YOUR TASK - Please retype the data in full and exactly; the pictures are not part of the copy.

Recorded data -
==================================================
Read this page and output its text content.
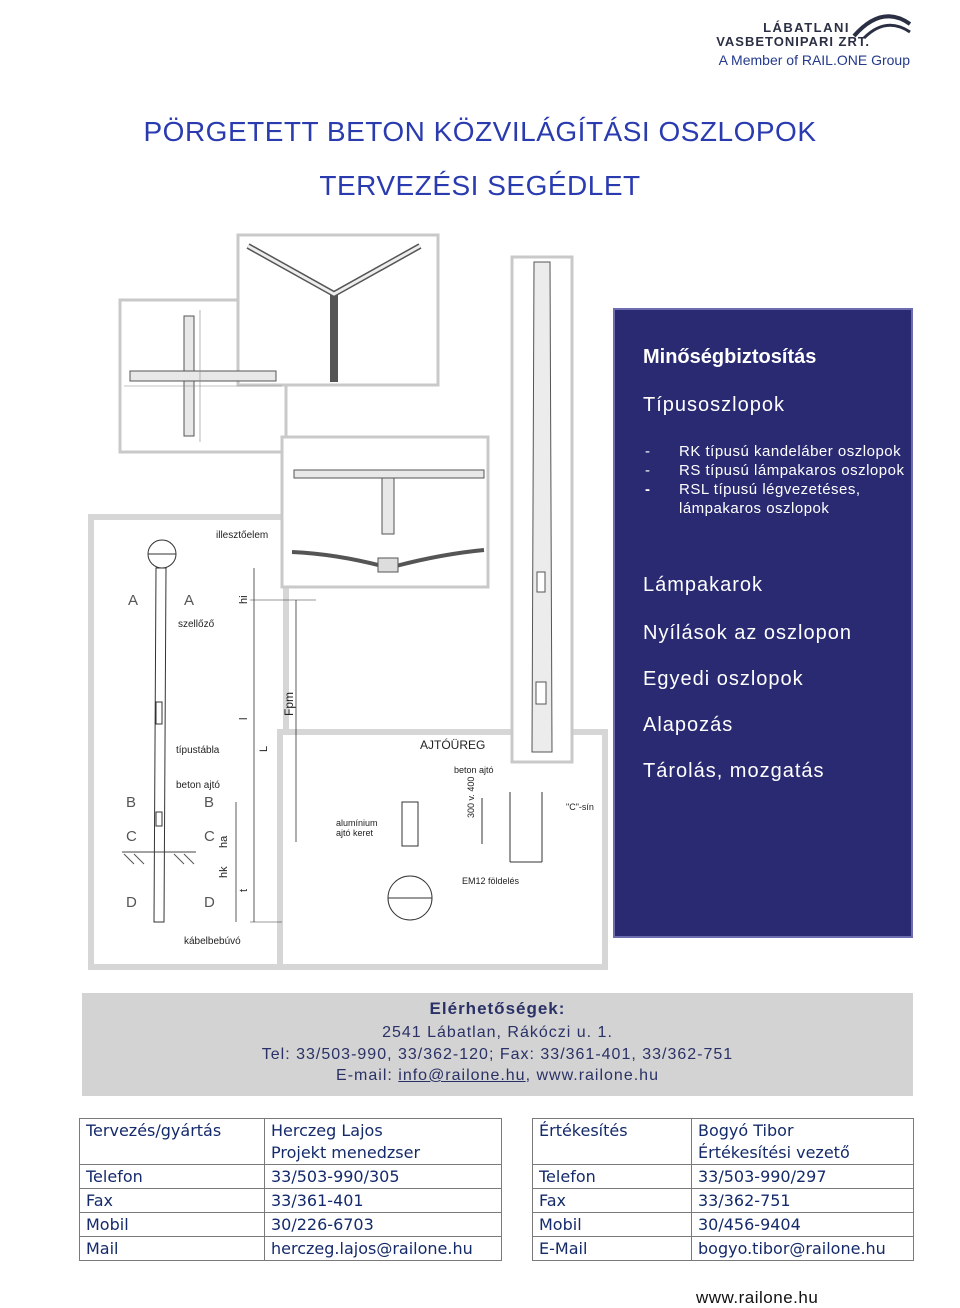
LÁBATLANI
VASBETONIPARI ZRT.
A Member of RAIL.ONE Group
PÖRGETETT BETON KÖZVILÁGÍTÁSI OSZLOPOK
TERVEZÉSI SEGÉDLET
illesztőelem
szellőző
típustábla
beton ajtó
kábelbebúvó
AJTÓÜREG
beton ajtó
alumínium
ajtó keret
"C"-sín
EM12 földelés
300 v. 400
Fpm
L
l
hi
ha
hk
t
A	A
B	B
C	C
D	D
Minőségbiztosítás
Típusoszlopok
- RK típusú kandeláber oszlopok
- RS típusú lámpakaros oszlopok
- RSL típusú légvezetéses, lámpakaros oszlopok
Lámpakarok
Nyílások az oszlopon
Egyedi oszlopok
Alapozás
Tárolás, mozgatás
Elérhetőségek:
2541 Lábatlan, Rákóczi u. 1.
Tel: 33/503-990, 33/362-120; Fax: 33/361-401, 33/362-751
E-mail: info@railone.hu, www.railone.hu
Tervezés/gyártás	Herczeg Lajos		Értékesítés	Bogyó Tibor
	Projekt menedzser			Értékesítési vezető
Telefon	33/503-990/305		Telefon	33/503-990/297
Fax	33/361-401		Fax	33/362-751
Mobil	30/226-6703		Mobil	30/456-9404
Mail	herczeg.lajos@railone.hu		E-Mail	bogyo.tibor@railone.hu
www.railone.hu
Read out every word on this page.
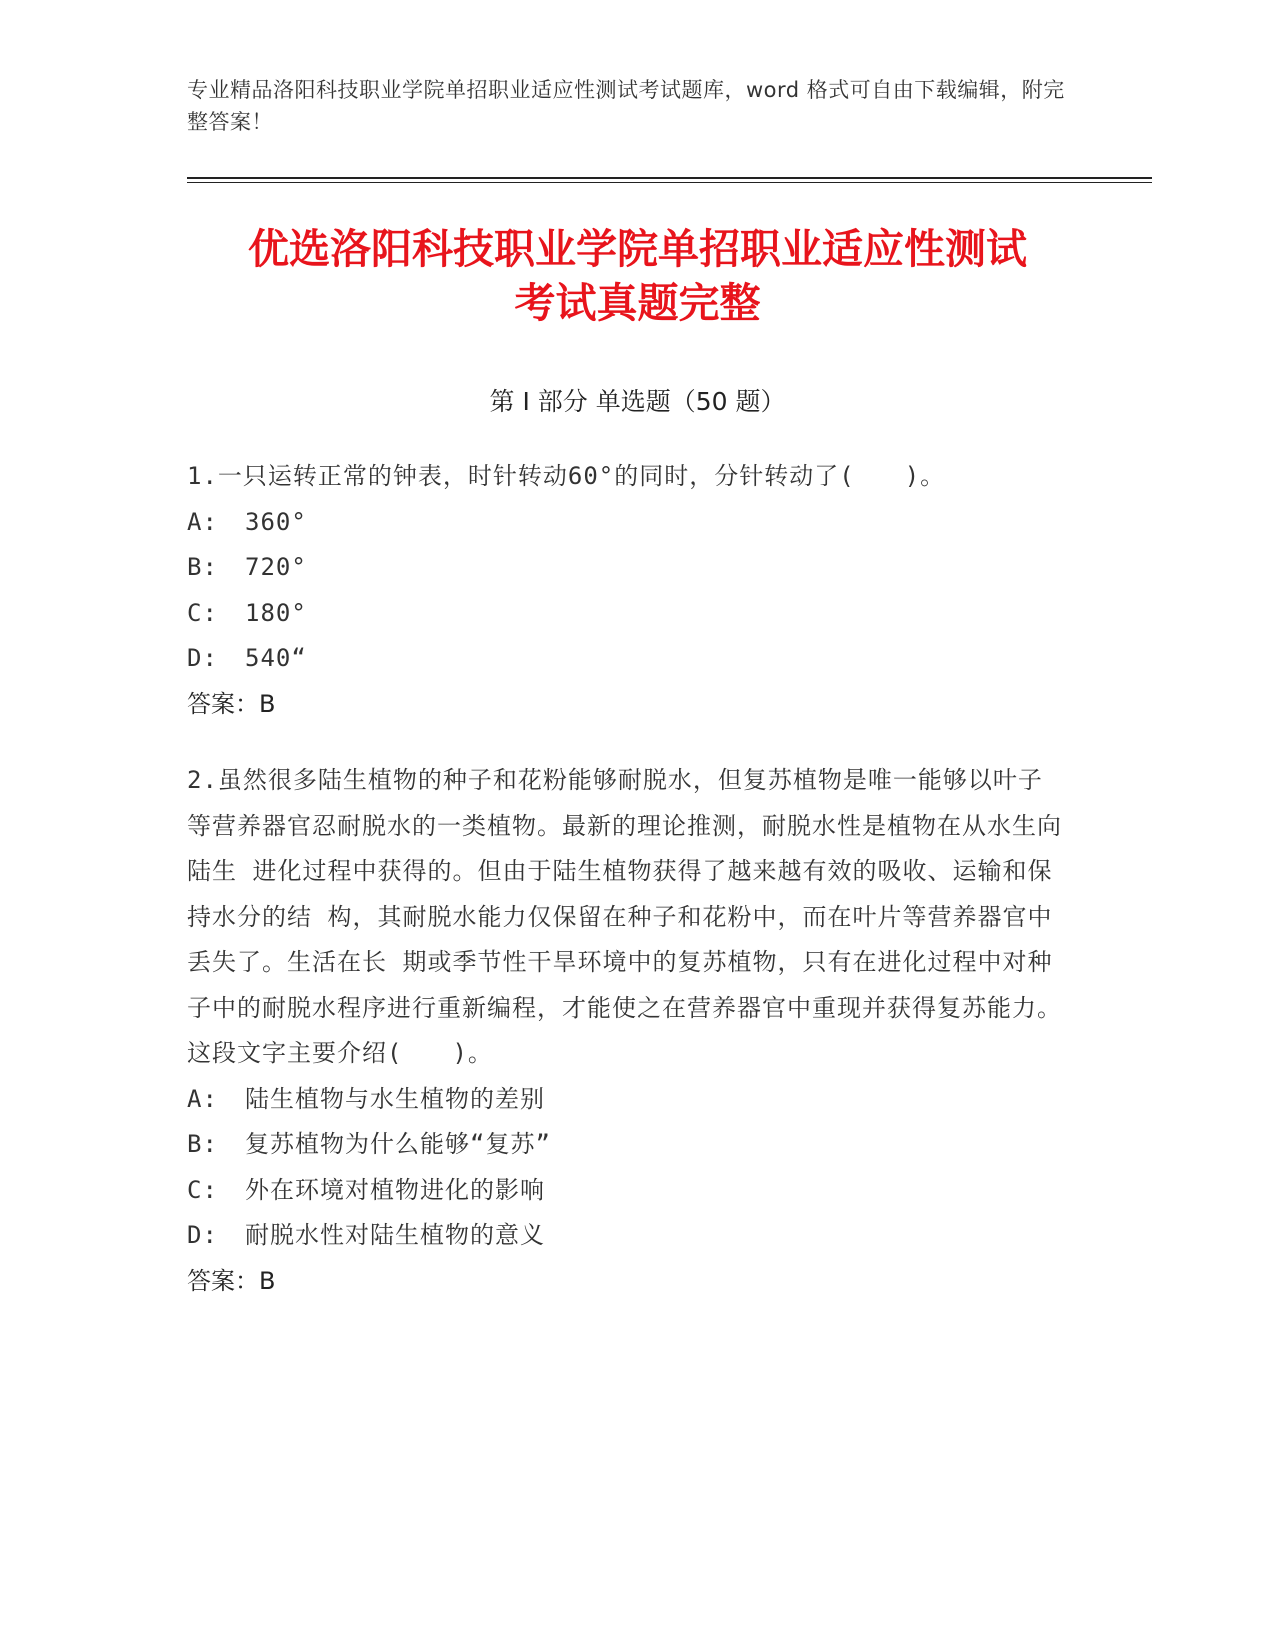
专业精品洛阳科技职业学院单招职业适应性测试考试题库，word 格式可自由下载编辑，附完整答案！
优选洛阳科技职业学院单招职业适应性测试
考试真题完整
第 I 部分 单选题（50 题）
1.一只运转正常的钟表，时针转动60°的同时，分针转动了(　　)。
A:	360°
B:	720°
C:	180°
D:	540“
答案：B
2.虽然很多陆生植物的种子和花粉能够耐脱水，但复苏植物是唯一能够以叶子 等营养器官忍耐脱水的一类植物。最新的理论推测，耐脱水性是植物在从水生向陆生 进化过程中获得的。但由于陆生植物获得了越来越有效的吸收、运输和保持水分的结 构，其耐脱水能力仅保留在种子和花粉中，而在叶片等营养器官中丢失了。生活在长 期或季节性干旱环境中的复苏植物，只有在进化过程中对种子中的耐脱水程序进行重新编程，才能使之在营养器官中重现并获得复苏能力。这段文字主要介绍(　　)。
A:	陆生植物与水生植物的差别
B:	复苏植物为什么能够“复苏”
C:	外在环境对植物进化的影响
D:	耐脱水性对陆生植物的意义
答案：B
==================================================
SOLUTION TO THE PROBLEM -
Read this page and output its text content.
LÁBATLANI
VASBETONIPARI ZRT.
A Member of RAIL.ONE Group
PÖRGETETT BETON KÖZVILÁGÍTÁSI OSZLOPOK
TERVEZÉSI SEGÉDLET
illesztőelem
szellőző
típustábla
beton ajtó
kábelbebúvó
AJTÓÜREG
beton ajtó
alumínium
ajtó keret
"C"-sín
EM12 földelés
300 v. 400
Fpm
L
l
hi
ha
hk
t
A	A
B	B
C	C
D	D
Minőségbiztosítás
Típusoszlopok
- RK típusú kandeláber oszlopok
- RS típusú lámpakaros oszlopok
- RSL típusú légvezetéses, lámpakaros oszlopok
Lámpakarok
Nyílások az oszlopon
Egyedi oszlopok
Alapozás
Tárolás, mozgatás
Elérhetőségek:
2541 Lábatlan, Rákóczi u. 1.
Tel: 33/503-990, 33/362-120; Fax: 33/361-401, 33/362-751
E-mail: info@railone.hu, www.railone.hu
Tervezés/gyártás	Herczeg Lajos		Értékesítés	Bogyó Tibor
	Projekt menedzser			Értékesítési vezető
Telefon	33/503-990/305		Telefon	33/503-990/297
Fax	33/361-401		Fax	33/362-751
Mobil	30/226-6703		Mobil	30/456-9404
Mail	herczeg.lajos@railone.hu		E-Mail	bogyo.tibor@railone.hu
www.railone.hu
Read out every word on this page.
专业精品洛阳科技职业学院单招职业适应性测试考试题库，word 格式可自由下载编辑，附完整答案！
优选洛阳科技职业学院单招职业适应性测试
考试真题完整
第 I 部分 单选题（50 题）
1.一只运转正常的钟表，时针转动60°的同时，分针转动了(　　)。
A:	360°
B:	720°
C:	180°
D:	540“
答案：B
2.虽然很多陆生植物的种子和花粉能够耐脱水，但复苏植物是唯一能够以叶子 等营养器官忍耐脱水的一类植物。最新的理论推测，耐脱水性是植物在从水生向陆生 进化过程中获得的。但由于陆生植物获得了越来越有效的吸收、运输和保持水分的结 构，其耐脱水能力仅保留在种子和花粉中，而在叶片等营养器官中丢失了。生活在长 期或季节性干旱环境中的复苏植物，只有在进化过程中对种子中的耐脱水程序进行重新编程，才能使之在营养器官中重现并获得复苏能力。这段文字主要介绍(　　)。
A:	陆生植物与水生植物的差别
B:	复苏植物为什么能够“复苏”
C:	外在环境对植物进化的影响
D:	耐脱水性对陆生植物的意义
答案：B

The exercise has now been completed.